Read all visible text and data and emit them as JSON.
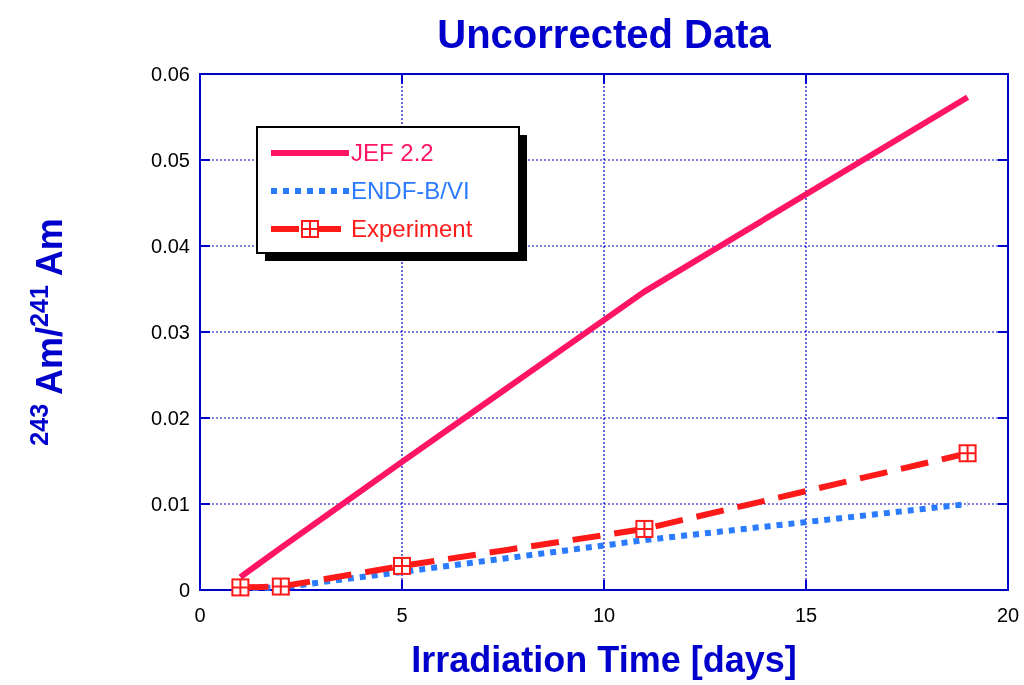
{
  "chart_data": {
    "type": "line",
    "title": "Uncorrected Data",
    "xlabel": "Irradiation Time [days]",
    "ylabel": "$^{243}$ Am/$^{241}$ Am",
    "x": [
      1,
      2,
      5,
      11,
      19
    ],
    "series": [
      {
        "name": "JEF 2.2",
        "color": "#ff1466",
        "values": [
          0.0015,
          0.0049,
          0.0149,
          0.0347,
          0.0573
        ],
        "line_style": "solid",
        "marker": "none"
      },
      {
        "name": "ENDF-B/VI",
        "color": "#2a7bff",
        "values": [
          0.0002,
          0.0003,
          0.0021,
          0.0058,
          0.01
        ],
        "line_style": "dotted",
        "marker": "none"
      },
      {
        "name": "Experiment",
        "color": "#ff1a1a",
        "values": [
          0.0003,
          0.0004,
          0.0028,
          0.0071,
          0.0159
        ],
        "line_style": "dashed",
        "marker": "square"
      }
    ],
    "xlim": [
      0,
      20
    ],
    "xticks": [
      0,
      5,
      10,
      15,
      20
    ],
    "ylim": [
      0,
      0.06
    ],
    "yticks": [
      0,
      0.01,
      0.02,
      0.03,
      0.04,
      0.05,
      0.06
    ],
    "grid": true,
    "legend": "top left"
  }
}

------------------------------------

:: EXERCISE OBJECTIVE ::
Return every line of the records exactly as given, pictures excluded.

:: FINISHED ANSWER ::
Read all visible text and data and emit them as JSON.
{
  "chart_data": {
    "type": "line",
    "title": "Uncorrected Data",
    "xlabel": "Irradiation Time [days]",
    "ylabel": "$^{243}$ Am/$^{241}$ Am",
    "x": [
      1,
      2,
      5,
      11,
      19
    ],
    "series": [
      {
        "name": "JEF 2.2",
        "color": "#ff1466",
        "values": [
          0.0015,
          0.0049,
          0.0149,
          0.0347,
          0.0573
        ],
        "line_style": "solid",
        "marker": "none"
      },
      {
        "name": "ENDF-B/VI",
        "color": "#2a7bff",
        "values": [
          0.0002,
          0.0003,
          0.0021,
          0.0058,
          0.01
        ],
        "line_style": "dotted",
        "marker": "none"
      },
      {
        "name": "Experiment",
        "color": "#ff1a1a",
        "values": [
          0.0003,
          0.0004,
          0.0028,
          0.0071,
          0.0159
        ],
        "line_style": "dashed",
        "marker": "square"
      }
    ],
    "xlim": [
      0,
      20
    ],
    "xticks": [
      0,
      5,
      10,
      15,
      20
    ],
    "ylim": [
      0,
      0.06
    ],
    "yticks": [
      0,
      0.01,
      0.02,
      0.03,
      0.04,
      0.05,
      0.06
    ],
    "grid": true,
    "legend": "top left"
  }
}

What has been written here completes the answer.